# PROBLEM DESCRIPTION:
Give only the number of lines in the records below that contain the word "Coverage".

------------------------------

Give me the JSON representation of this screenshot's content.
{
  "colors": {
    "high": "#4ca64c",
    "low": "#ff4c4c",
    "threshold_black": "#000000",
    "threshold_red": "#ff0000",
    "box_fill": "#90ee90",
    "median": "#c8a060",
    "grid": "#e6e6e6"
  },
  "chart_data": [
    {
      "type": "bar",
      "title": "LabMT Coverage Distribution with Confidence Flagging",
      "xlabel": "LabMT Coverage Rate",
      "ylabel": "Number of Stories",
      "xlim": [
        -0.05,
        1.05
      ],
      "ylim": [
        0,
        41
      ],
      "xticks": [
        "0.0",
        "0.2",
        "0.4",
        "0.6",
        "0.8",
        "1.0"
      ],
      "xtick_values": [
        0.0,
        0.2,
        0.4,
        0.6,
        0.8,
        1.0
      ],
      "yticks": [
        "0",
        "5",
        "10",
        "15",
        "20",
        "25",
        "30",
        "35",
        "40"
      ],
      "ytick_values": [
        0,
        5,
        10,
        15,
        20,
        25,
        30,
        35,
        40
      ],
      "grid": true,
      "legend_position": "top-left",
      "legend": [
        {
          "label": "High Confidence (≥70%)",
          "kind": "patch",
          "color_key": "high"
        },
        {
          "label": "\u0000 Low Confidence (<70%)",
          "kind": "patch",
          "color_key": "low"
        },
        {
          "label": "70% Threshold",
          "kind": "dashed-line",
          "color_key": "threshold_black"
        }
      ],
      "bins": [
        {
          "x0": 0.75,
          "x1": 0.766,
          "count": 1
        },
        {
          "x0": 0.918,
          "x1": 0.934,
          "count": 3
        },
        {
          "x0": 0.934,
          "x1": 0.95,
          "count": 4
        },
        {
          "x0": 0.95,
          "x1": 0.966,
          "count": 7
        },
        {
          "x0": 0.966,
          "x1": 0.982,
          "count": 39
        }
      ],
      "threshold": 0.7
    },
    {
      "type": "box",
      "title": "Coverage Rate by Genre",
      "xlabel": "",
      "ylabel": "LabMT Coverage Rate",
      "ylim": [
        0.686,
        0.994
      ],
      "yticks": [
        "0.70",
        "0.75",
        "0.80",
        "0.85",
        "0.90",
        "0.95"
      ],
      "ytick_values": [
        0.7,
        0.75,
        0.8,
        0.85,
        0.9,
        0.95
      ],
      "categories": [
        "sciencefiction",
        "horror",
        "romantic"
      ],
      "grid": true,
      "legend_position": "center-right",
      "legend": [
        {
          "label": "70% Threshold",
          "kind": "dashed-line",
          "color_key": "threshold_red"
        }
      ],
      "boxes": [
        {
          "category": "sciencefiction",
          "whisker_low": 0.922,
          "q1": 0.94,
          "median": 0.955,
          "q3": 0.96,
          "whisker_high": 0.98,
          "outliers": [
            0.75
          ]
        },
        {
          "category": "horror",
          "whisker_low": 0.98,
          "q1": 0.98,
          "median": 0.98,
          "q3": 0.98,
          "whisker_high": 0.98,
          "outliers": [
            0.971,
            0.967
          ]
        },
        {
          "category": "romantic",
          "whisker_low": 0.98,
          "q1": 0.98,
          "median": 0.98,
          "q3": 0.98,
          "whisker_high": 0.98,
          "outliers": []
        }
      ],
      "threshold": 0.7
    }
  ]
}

------------------------------

# THE REPLY:
4